Requirement
Pictures in the records should not be copied, but every other part must be repeated exactly.

Task inputs
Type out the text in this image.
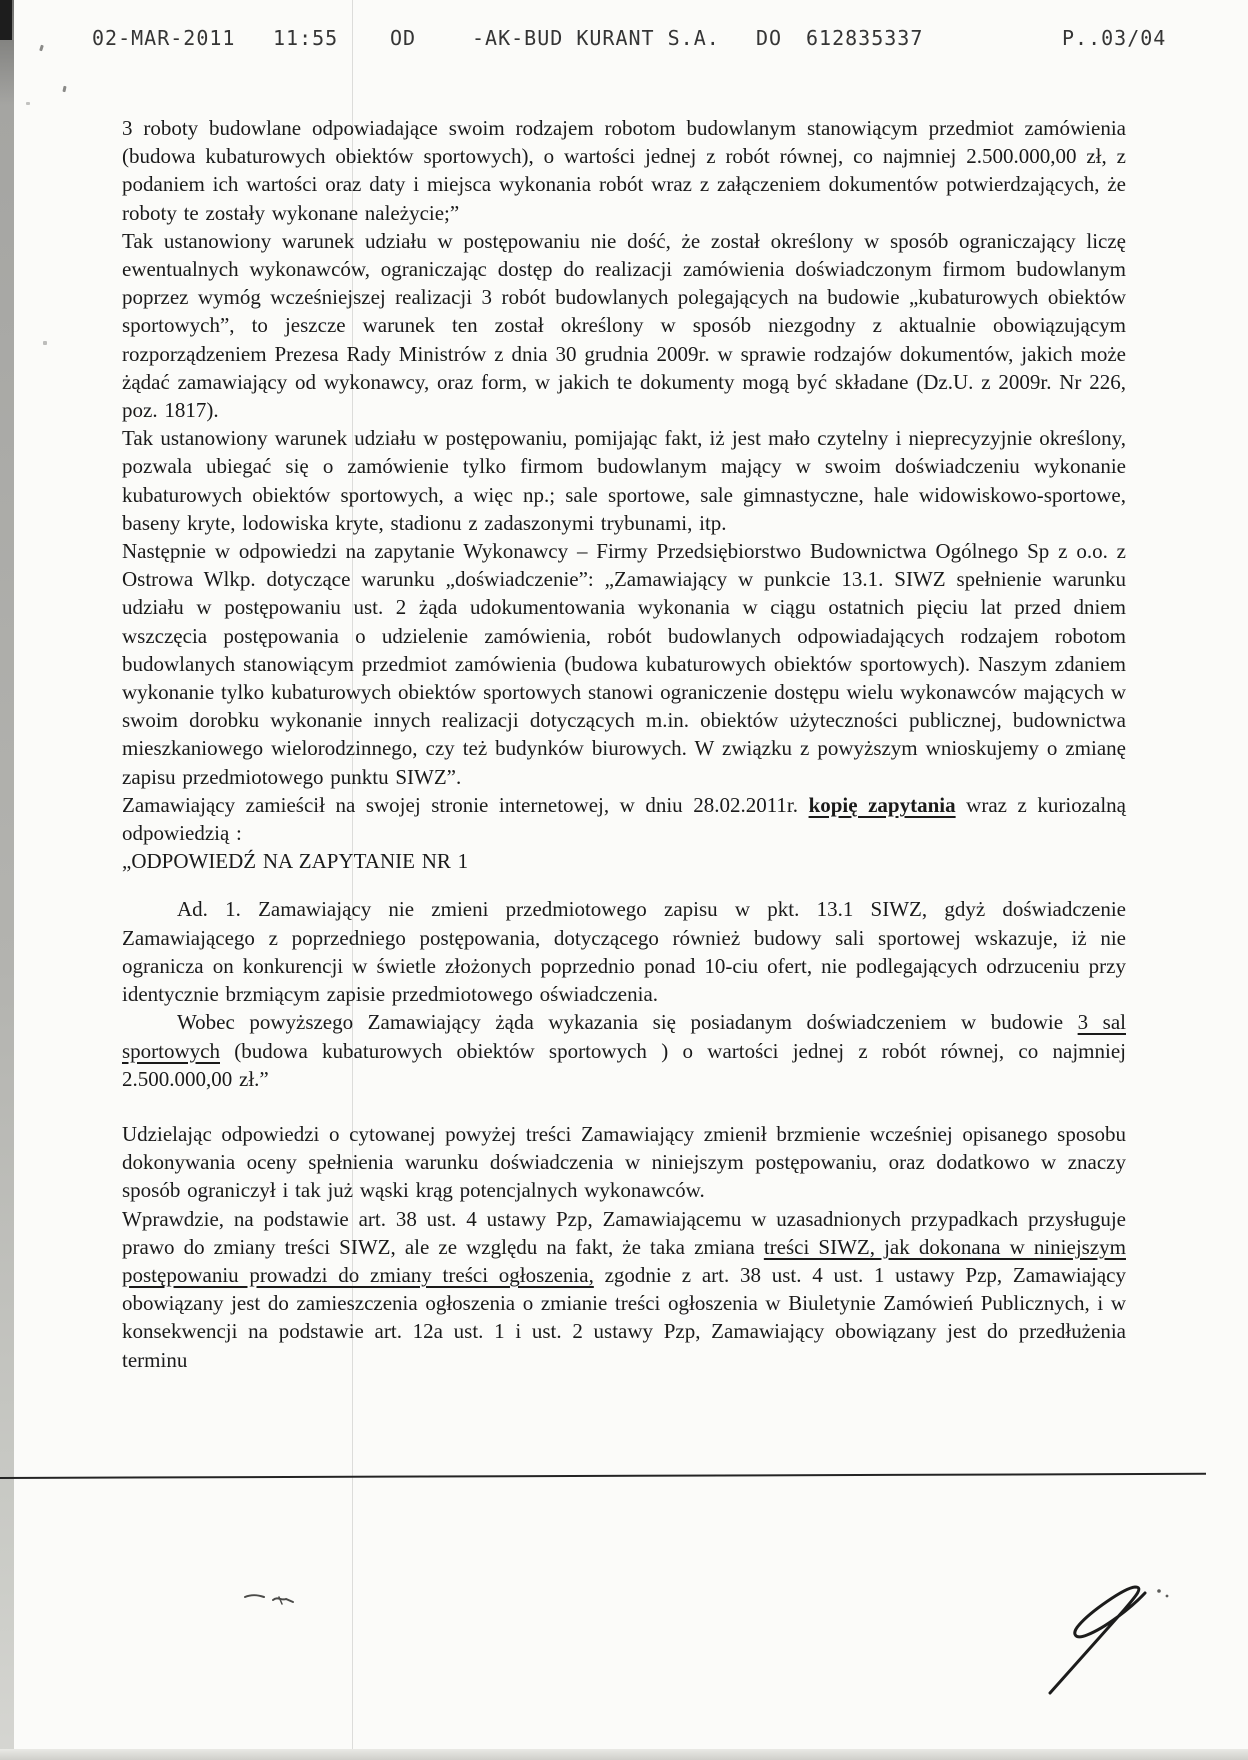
02-MAR-2011

11:55

	OD

	-AK-BUD KURANT S.A.

DO

612835337

	P..03/04

3 roboty budowlane odpowiadające swoim rodzajem robotom budowlanym stanowiącym przedmiot zamówienia (budowa kubaturowych obiektów sportowych), o wartości jednej z robót równej, co najmniej 2.500.000,00 zł, z podaniem ich wartości oraz daty i miejsca wykonania robót wraz z załączeniem dokumentów potwierdzających, że roboty te zostały wykonane należycie;”

Tak ustanowiony warunek udziału w postępowaniu nie dość, że został określony w sposób ograniczający liczę ewentualnych wykonawców, ograniczając dostęp do realizacji zamówienia doświadczonym firmom budowlanym poprzez wymóg wcześniejszej realizacji 3 robót budowlanych polegających na budowie „kubaturowych obiektów sportowych”, to jeszcze warunek ten został określony w sposób niezgodny z aktualnie obowiązującym rozporządzeniem Prezesa Rady Ministrów z dnia 30 grudnia 2009r. w sprawie rodzajów dokumentów, jakich może żądać zamawiający od wykonawcy, oraz form, w jakich te dokumenty mogą być składane (Dz.U. z 2009r. Nr 226, poz. 1817).

Tak ustanowiony warunek udziału w postępowaniu, pomijając fakt, iż jest mało czytelny i nieprecyzyjnie określony, pozwala ubiegać się o zamówienie tylko firmom budowlanym mający w swoim doświadczeniu wykonanie kubaturowych obiektów sportowych, a więc np.; sale sportowe, sale gimnastyczne, hale widowiskowo-sportowe, baseny kryte, lodowiska kryte, stadionu z zadaszonymi trybunami, itp.

Następnie w odpowiedzi na zapytanie Wykonawcy – Firmy Przedsiębiorstwo Budownictwa Ogólnego Sp z o.o. z Ostrowa Wlkp. dotyczące warunku „doświadczenie”: „Zamawiający w punkcie 13.1. SIWZ spełnienie warunku udziału w postępowaniu ust. 2 żąda udokumentowania wykonania w ciągu ostatnich pięciu lat przed dniem wszczęcia postępowania o udzielenie zamówienia, robót budowlanych odpowiadających rodzajem robotom budowlanych stanowiącym przedmiot zamówienia (budowa kubaturowych obiektów sportowych). Naszym zdaniem wykonanie tylko kubaturowych obiektów sportowych stanowi ograniczenie dostępu wielu wykonawców mających w swoim dorobku wykonanie innych realizacji dotyczących m.in. obiektów użyteczności publicznej, budownictwa mieszkaniowego wielorodzinnego, czy też budynków biurowych. W związku z powyższym wnioskujemy o zmianę zapisu przedmiotowego punktu SIWZ”.

Zamawiający zamieścił na swojej stronie internetowej, w dniu 28.02.2011r. kopię zapytania wraz z kuriozalną odpowiedzią :

„ODPOWIEDŹ NA ZAPYTANIE NR 1

Ad. 1. Zamawiający nie zmieni przedmiotowego zapisu w pkt. 13.1 SIWZ, gdyż doświadczenie Zamawiającego z poprzedniego postępowania, dotyczącego również budowy sali sportowej wskazuje, iż nie ogranicza on konkurencji w świetle złożonych poprzednio ponad 10-ciu ofert, nie podlegających odrzuceniu przy identycznie brzmiącym zapisie przedmiotowego oświadczenia.

Wobec powyższego Zamawiający żąda wykazania się posiadanym doświadczeniem w budowie 3 sal sportowych (budowa kubaturowych obiektów sportowych ) o wartości jednej z robót równej, co najmniej 2.500.000,00 zł.”

Udzielając odpowiedzi o cytowanej powyżej treści Zamawiający zmienił brzmienie wcześniej opisanego sposobu dokonywania oceny spełnienia warunku doświadczenia w niniejszym postępowaniu, oraz dodatkowo w znaczy sposób ograniczył i tak już wąski krąg potencjalnych wykonawców.

Wprawdzie, na podstawie art. 38 ust. 4 ustawy Pzp, Zamawiającemu w uzasadnionych przypadkach przysługuje prawo do zmiany treści SIWZ, ale ze względu na fakt, że taka zmiana treści SIWZ, jak dokonana w niniejszym postępowaniu prowadzi do zmiany treści ogłoszenia, zgodnie z art. 38 ust. 4 ust. 1 ustawy Pzp, Zamawiający obowiązany jest do zamieszczenia ogłoszenia o zmianie treści ogłoszenia w Biuletynie Zamówień Publicznych, i w konsekwencji na podstawie art. 12a ust. 1 i ust. 2 ustawy Pzp, Zamawiający obowiązany jest do przedłużenia terminu
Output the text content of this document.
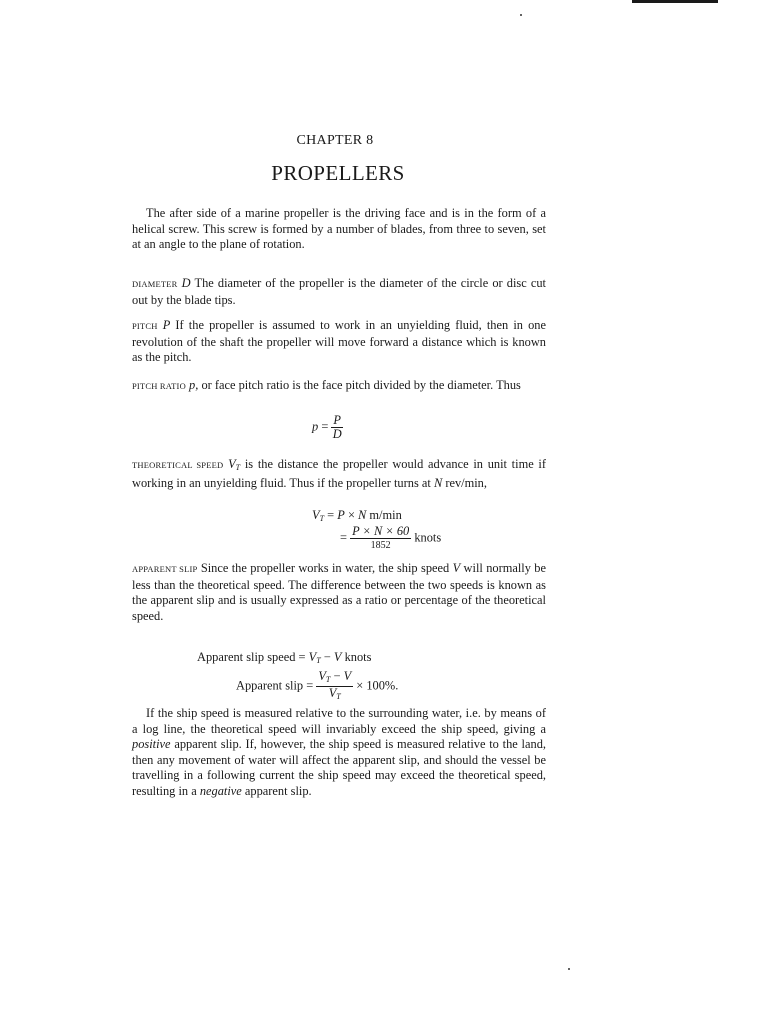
CHAPTER 8
PROPELLERS

The after side of a marine propeller is the driving face and is in the form of a helical screw. This screw is formed by a number of blades, from three to seven, set at an angle to the plane of rotation.

DIAMETER D The diameter of the propeller is the diameter of the circle or disc cut out by the blade tips.

PITCH P If the propeller is assumed to work in an unyielding fluid, then in one revolution of the shaft the propeller will move forward a distance which is known as the pitch.

PITCH RATIO p, or face pitch ratio is the face pitch divided by the diameter. Thus

$p = \frac{P}{D}$

THEORETICAL SPEED $V_T$ is the distance the propeller would advance in unit time if working in an unyielding fluid. Thus if the propeller turns at N rev/min,

$V_T = P \times N$ m/min
= $\frac{P \times N \times 60}{1852}$ knots

APPARENT SLIP Since the propeller works in water, the ship speed V will normally be less than the theoretical speed. The difference between the two speeds is known as the apparent slip and is usually expressed as a ratio or percentage of the theoretical speed.

Apparent slip speed = $V_T - V$ knots
Apparent slip = $\frac{V_T - V}{V_T} \times 100\%$.

If the ship speed is measured relative to the surrounding water, i.e. by means of a log line, the theoretical speed will invariably exceed the ship speed, giving a positive apparent slip. If, however, the ship speed is measured relative to the land, then any movement of water will affect the apparent slip, and should the vessel be travelling in a following current the ship speed may exceed the theoretical speed, resulting in a negative apparent slip.
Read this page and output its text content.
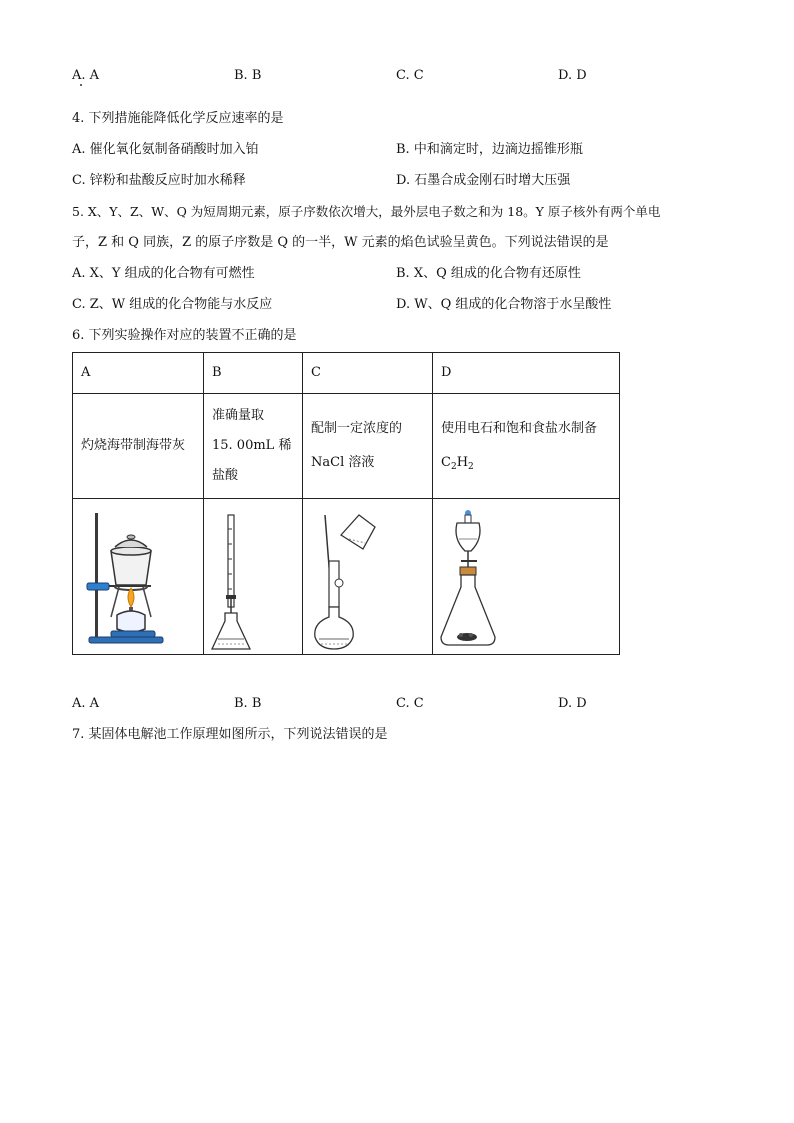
A. A	B. B	C. C	D. D
4. 下列措施能降低化学反应速率的是
A. 催化氧化氨制备硝酸时加入铂	B. 中和滴定时，边滴边摇锥形瓶
C. 锌粉和盐酸反应时加水稀释	D. 石墨合成金刚石时增大压强
5. X、Y、Z、W、Q 为短周期元素，原子序数依次增大，最外层电子数之和为 18。Y 原子核外有两个单电
子，Z 和 Q 同族，Z 的原子序数是 Q 的一半，W 元素的焰色试验呈黄色。下列说法错误的是
A. X、Y 组成的化合物有可燃性	B. X、Q 组成的化合物有还原性
C. Z、W 组成的化合物能与水反应	D. W、Q 组成的化合物溶于水呈酸性
6. 下列实验操作对应的装置不正确的是
A	B	C	D

灼烧海带制海带灰	准确量取
15. 00mL 稀
盐酸	配制一定浓度的
NaCl 溶液	使用电石和饱和食盐水制备
$C_2H_2$

A. A	B. B	C. C	D. D
7. 某固体电解池工作原理如图所示，下列说法错误的是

Written response
Type out the text in this image.
02-MAR-2011

11:55

	OD

	-AK-BUD KURANT S.A.

DO

612835337

	P..03/04

3 roboty budowlane odpowiadające swoim rodzajem robotom budowlanym stanowiącym przedmiot zamówienia (budowa kubaturowych obiektów sportowych), o wartości jednej z robót równej, co najmniej 2.500.000,00 zł, z podaniem ich wartości oraz daty i miejsca wykonania robót wraz z załączeniem dokumentów potwierdzających, że roboty te zostały wykonane należycie;”

Tak ustanowiony warunek udziału w postępowaniu nie dość, że został określony w sposób ograniczający liczę ewentualnych wykonawców, ograniczając dostęp do realizacji zamówienia doświadczonym firmom budowlanym poprzez wymóg wcześniejszej realizacji 3 robót budowlanych polegających na budowie „kubaturowych obiektów sportowych”, to jeszcze warunek ten został określony w sposób niezgodny z aktualnie obowiązującym rozporządzeniem Prezesa Rady Ministrów z dnia 30 grudnia 2009r. w sprawie rodzajów dokumentów, jakich może żądać zamawiający od wykonawcy, oraz form, w jakich te dokumenty mogą być składane (Dz.U. z 2009r. Nr 226, poz. 1817).

Tak ustanowiony warunek udziału w postępowaniu, pomijając fakt, iż jest mało czytelny i nieprecyzyjnie określony, pozwala ubiegać się o zamówienie tylko firmom budowlanym mający w swoim doświadczeniu wykonanie kubaturowych obiektów sportowych, a więc np.; sale sportowe, sale gimnastyczne, hale widowiskowo-sportowe, baseny kryte, lodowiska kryte, stadionu z zadaszonymi trybunami, itp.

Następnie w odpowiedzi na zapytanie Wykonawcy – Firmy Przedsiębiorstwo Budownictwa Ogólnego Sp z o.o. z Ostrowa Wlkp. dotyczące warunku „doświadczenie”: „Zamawiający w punkcie 13.1. SIWZ spełnienie warunku udziału w postępowaniu ust. 2 żąda udokumentowania wykonania w ciągu ostatnich pięciu lat przed dniem wszczęcia postępowania o udzielenie zamówienia, robót budowlanych odpowiadających rodzajem robotom budowlanych stanowiącym przedmiot zamówienia (budowa kubaturowych obiektów sportowych). Naszym zdaniem wykonanie tylko kubaturowych obiektów sportowych stanowi ograniczenie dostępu wielu wykonawców mających w swoim dorobku wykonanie innych realizacji dotyczących m.in. obiektów użyteczności publicznej, budownictwa mieszkaniowego wielorodzinnego, czy też budynków biurowych. W związku z powyższym wnioskujemy o zmianę zapisu przedmiotowego punktu SIWZ”.

Zamawiający zamieścił na swojej stronie internetowej, w dniu 28.02.2011r. kopię zapytania wraz z kuriozalną odpowiedzią :

„ODPOWIEDŹ NA ZAPYTANIE NR 1

Ad. 1. Zamawiający nie zmieni przedmiotowego zapisu w pkt. 13.1 SIWZ, gdyż doświadczenie Zamawiającego z poprzedniego postępowania, dotyczącego również budowy sali sportowej wskazuje, iż nie ogranicza on konkurencji w świetle złożonych poprzednio ponad 10-ciu ofert, nie podlegających odrzuceniu przy identycznie brzmiącym zapisie przedmiotowego oświadczenia.

Wobec powyższego Zamawiający żąda wykazania się posiadanym doświadczeniem w budowie 3 sal sportowych (budowa kubaturowych obiektów sportowych ) o wartości jednej z robót równej, co najmniej 2.500.000,00 zł.”

Udzielając odpowiedzi o cytowanej powyżej treści Zamawiający zmienił brzmienie wcześniej opisanego sposobu dokonywania oceny spełnienia warunku doświadczenia w niniejszym postępowaniu, oraz dodatkowo w znaczy sposób ograniczył i tak już wąski krąg potencjalnych wykonawców.

Wprawdzie, na podstawie art. 38 ust. 4 ustawy Pzp, Zamawiającemu w uzasadnionych przypadkach przysługuje prawo do zmiany treści SIWZ, ale ze względu na fakt, że taka zmiana treści SIWZ, jak dokonana w niniejszym postępowaniu prowadzi do zmiany treści ogłoszenia, zgodnie z art. 38 ust. 4 ust. 1 ustawy Pzp, Zamawiający obowiązany jest do zamieszczenia ogłoszenia o zmianie treści ogłoszenia w Biuletynie Zamówień Publicznych, i w konsekwencji na podstawie art. 12a ust. 1 i ust. 2 ustawy Pzp, Zamawiający obowiązany jest do przedłużenia terminu
Output the text content of this document.
CHAPTER 8
PROPELLERS

The after side of a marine propeller is the driving face and is in the form of a helical screw. This screw is formed by a number of blades, from three to seven, set at an angle to the plane of rotation.

DIAMETER D The diameter of the propeller is the diameter of the circle or disc cut out by the blade tips.

PITCH P If the propeller is assumed to work in an unyielding fluid, then in one revolution of the shaft the propeller will move forward a distance which is known as the pitch.

PITCH RATIO p, or face pitch ratio is the face pitch divided by the diameter. Thus

$p = \frac{P}{D}$

THEORETICAL SPEED $V_T$ is the distance the propeller would advance in unit time if working in an unyielding fluid. Thus if the propeller turns at N rev/min,

$V_T = P \times N$ m/min
= $\frac{P \times N \times 60}{1852}$ knots

APPARENT SLIP Since the propeller works in water, the ship speed V will normally be less than the theoretical speed. The difference between the two speeds is known as the apparent slip and is usually expressed as a ratio or percentage of the theoretical speed.

Apparent slip speed = $V_T - V$ knots
Apparent slip = $\frac{V_T - V}{V_T} \times 100\%$.

If the ship speed is measured relative to the surrounding water, i.e. by means of a log line, the theoretical speed will invariably exceed the ship speed, giving a positive apparent slip. If, however, the ship speed is measured relative to the land, then any movement of water will affect the apparent slip, and should the vessel be travelling in a following current the ship speed may exceed the theoretical speed, resulting in a negative apparent slip.
Read this page and output its text content.
A. A	B. B	C. C	D. D
4. 下列措施能降低化学反应速率的是
A. 催化氧化氨制备硝酸时加入铂	B. 中和滴定时，边滴边摇锥形瓶
C. 锌粉和盐酸反应时加水稀释	D. 石墨合成金刚石时增大压强
5. X、Y、Z、W、Q 为短周期元素，原子序数依次增大，最外层电子数之和为 18。Y 原子核外有两个单电
子，Z 和 Q 同族，Z 的原子序数是 Q 的一半，W 元素的焰色试验呈黄色。下列说法错误的是
A. X、Y 组成的化合物有可燃性	B. X、Q 组成的化合物有还原性
C. Z、W 组成的化合物能与水反应	D. W、Q 组成的化合物溶于水呈酸性
6. 下列实验操作对应的装置不正确的是
A	B	C	D

灼烧海带制海带灰	准确量取
15. 00mL 稀
盐酸	配制一定浓度的
NaCl 溶液	使用电石和饱和食盐水制备
$C_2H_2$

A. A	B. B	C. C	D. D
7. 某固体电解池工作原理如图所示，下列说法错误的是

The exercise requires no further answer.